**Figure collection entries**
↓↓↓
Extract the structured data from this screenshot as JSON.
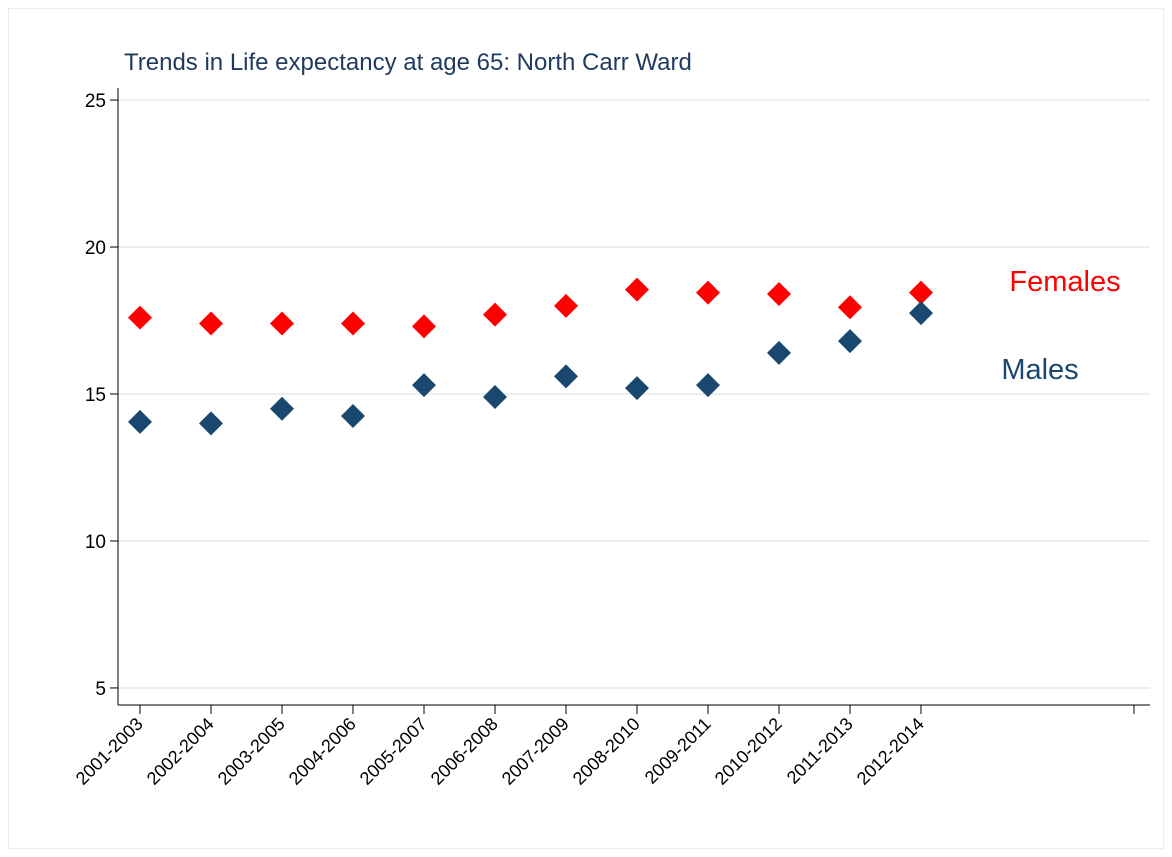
{
  "chart_data": {
    "type": "scatter",
    "title": "Trends in Life expectancy at age 65: North Carr Ward",
    "categories": [
      "2001-2003",
      "2002-2004",
      "2003-2005",
      "2004-2006",
      "2005-2007",
      "2006-2008",
      "2007-2009",
      "2008-2010",
      "2009-2011",
      "2010-2012",
      "2011-2013",
      "2012-2014",
      null,
      null,
      null
    ],
    "series": [
      {
        "name": "Females",
        "color": "#ff0000",
        "values": [
          17.6,
          17.4,
          17.4,
          17.4,
          17.3,
          17.7,
          18.0,
          18.55,
          18.45,
          18.4,
          17.95,
          18.45,
          null,
          null,
          null
        ]
      },
      {
        "name": "Males",
        "color": "#1a476f",
        "values": [
          14.05,
          14.0,
          14.5,
          14.25,
          15.3,
          14.9,
          15.6,
          15.2,
          15.3,
          16.4,
          16.8,
          17.75,
          null,
          null,
          null
        ]
      }
    ],
    "ylim": [
      4.42,
      25.41
    ],
    "yticks": [
      5,
      10,
      15,
      20,
      25
    ],
    "grid": true
  }
}
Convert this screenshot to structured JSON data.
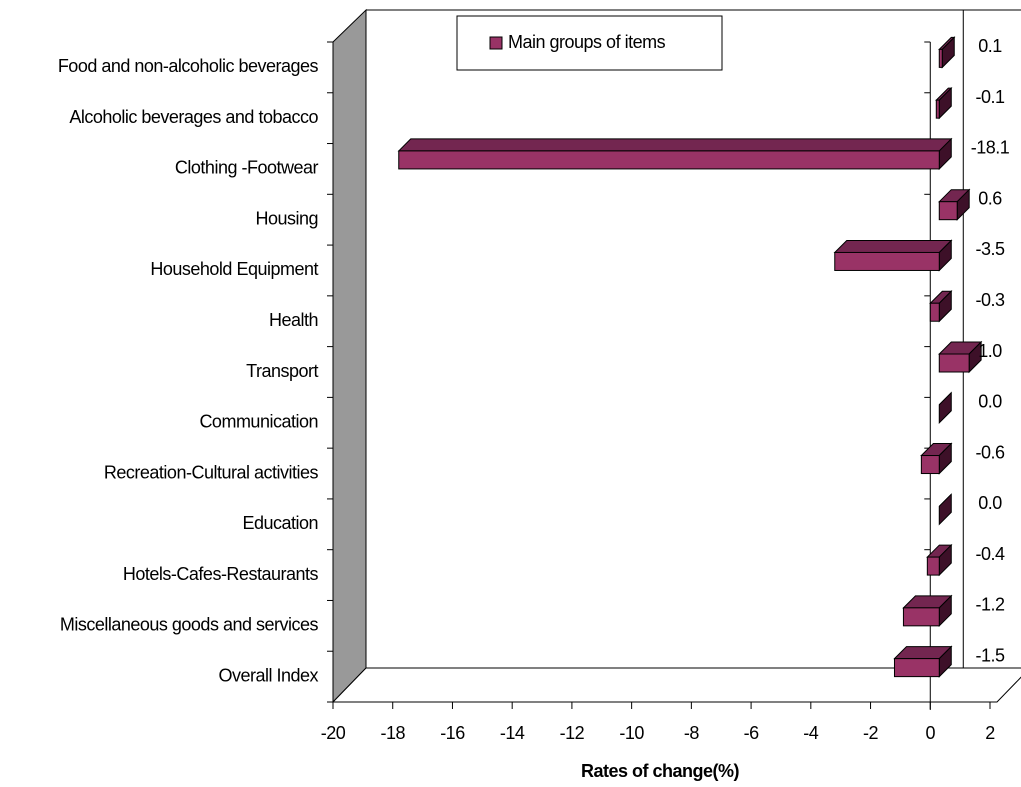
{
  "chart_data": {
    "type": "bar3d_horizontal",
    "categories": [
      "Food and non-alcoholic beverages",
      "Alcoholic beverages and tobacco",
      "Clothing -Footwear",
      "Housing",
      "Household Equipment",
      "Health",
      "Transport",
      "Communication",
      "Recreation-Cultural activities",
      "Education",
      "Hotels-Cafes-Restaurants",
      "Miscellaneous goods and services",
      "Overall Index"
    ],
    "series": [
      {
        "name": "Main groups of items",
        "color": "#993366",
        "values": [
          0.1,
          -0.1,
          -18.1,
          0.6,
          -3.5,
          -0.3,
          1.0,
          0.0,
          -0.6,
          0.0,
          -0.4,
          -1.2,
          -1.5
        ],
        "value_labels": [
          "0.1",
          "-0.1",
          "-18.1",
          "0.6",
          "-3.5",
          "-0.3",
          "1.0",
          "0.0",
          "-0.6",
          "0.0",
          "-0.4",
          "-1.2",
          "-1.5"
        ]
      }
    ],
    "x_label": "Rates of change(%)",
    "xlim": [
      -20,
      2
    ],
    "xticks": [
      -20,
      -18,
      -16,
      -14,
      -12,
      -10,
      -8,
      -6,
      -4,
      -2,
      0,
      2
    ],
    "legend": "top"
  }
}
↑↑↑
**STATED PROBLEM**
A number is the only answer here: how many lines of the material above contain "color"?

**RESULT FOR THIS TASK**
3